*Extracted data entries:*
***
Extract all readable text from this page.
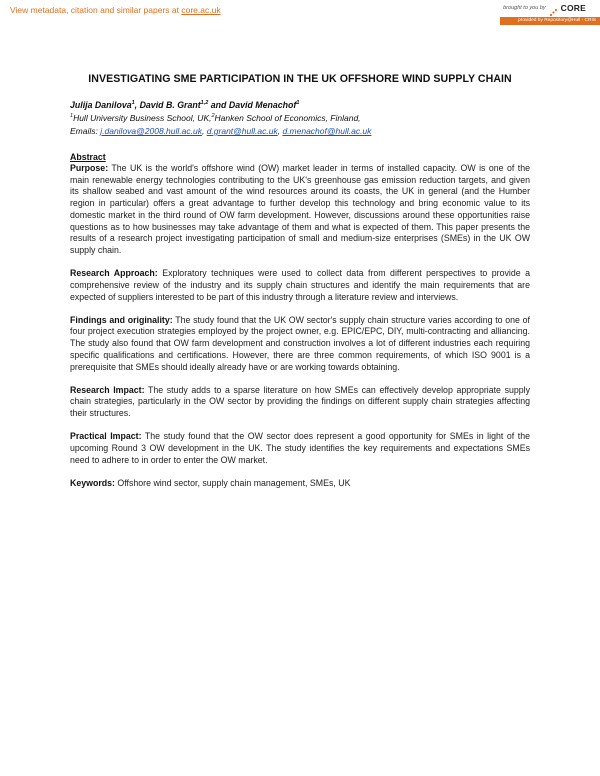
View metadata, citation and similar papers at core.ac.uk	brought to you by CORE
provided by Repository@Hull - CRIS
INVESTIGATING SME PARTICIPATION IN THE UK OFFSHORE WIND SUPPLY CHAIN
Julija Danilova$^1$, David B. Grant$^{1,2}$ and David Menachof$^1$
$^1$Hull University Business School, UK,$^2$Hanken School of Economics, Finland,
Emails: j.danilova@2008.hull.ac.uk, d.grant@hull.ac.uk, d.menachof@hull.ac.uk
Abstract

Purpose: The UK is the world's offshore wind (OW) market leader in terms of installed capacity. OW is one of the main renewable energy technologies contributing to the UK's greenhouse gas emission reduction targets, and given its shallow seabed and vast amount of the wind resources around its coasts, the UK in general (and the Humber region in particular) offers a great advantage to further develop this technology and bring economic value to its domestic market in the third round of OW farm development. However, discussions around these opportunities raise questions as to how businesses may take advantage of them and what is expected of them. This paper presents the results of a research project investigating participation of small and medium-size enterprises (SMEs) in the UK OW supply chain.

Research Approach: Exploratory techniques were used to collect data from different perspectives to provide a comprehensive review of the industry and its supply chain structures and identify the main requirements that are expected of suppliers interested to be part of this industry through a literature review and interviews.

Findings and originality: The study found that the UK OW sector's supply chain structure varies according to one of four project execution strategies employed by the project owner, e.g. EPIC/EPC, DIY, multi-contracting and alliancing. The study also found that OW farm development and construction involves a lot of different industries each requiring specific qualifications and certifications. However, there are three common requirements, of which ISO 9001 is a prerequisite that SMEs should ideally already have or are working towards obtaining.

Research Impact: The study adds to a sparse literature on how SMEs can effectively develop appropriate supply chain strategies, particularly in the OW sector by providing the findings on different supply chain strategies affecting their structures.

Practical Impact: The study found that the OW sector does represent a good opportunity for SMEs in light of the upcoming Round 3 OW development in the UK. The study identifies the key requirements and expectations SMEs need to adhere to in order to enter the OW market.

Keywords: Offshore wind sector, supply chain management, SMEs, UK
***
*Goal of the exercise:*
List every line above that holds the word "Impact".

*Problem solution:*
Research Impact: The study adds to a sparse literature on how SMEs can effectively develop appropriate supply chain strategies, particularly in the OW sector by providing the findings on different supply chain strategies affecting their structures.
Practical Impact: The study found that the OW sector does represent a good opportunity for SMEs in light of the upcoming Round 3 OW development in the UK. The study identifies the key requirements and expectations SMEs need to adhere to in order to enter the OW market.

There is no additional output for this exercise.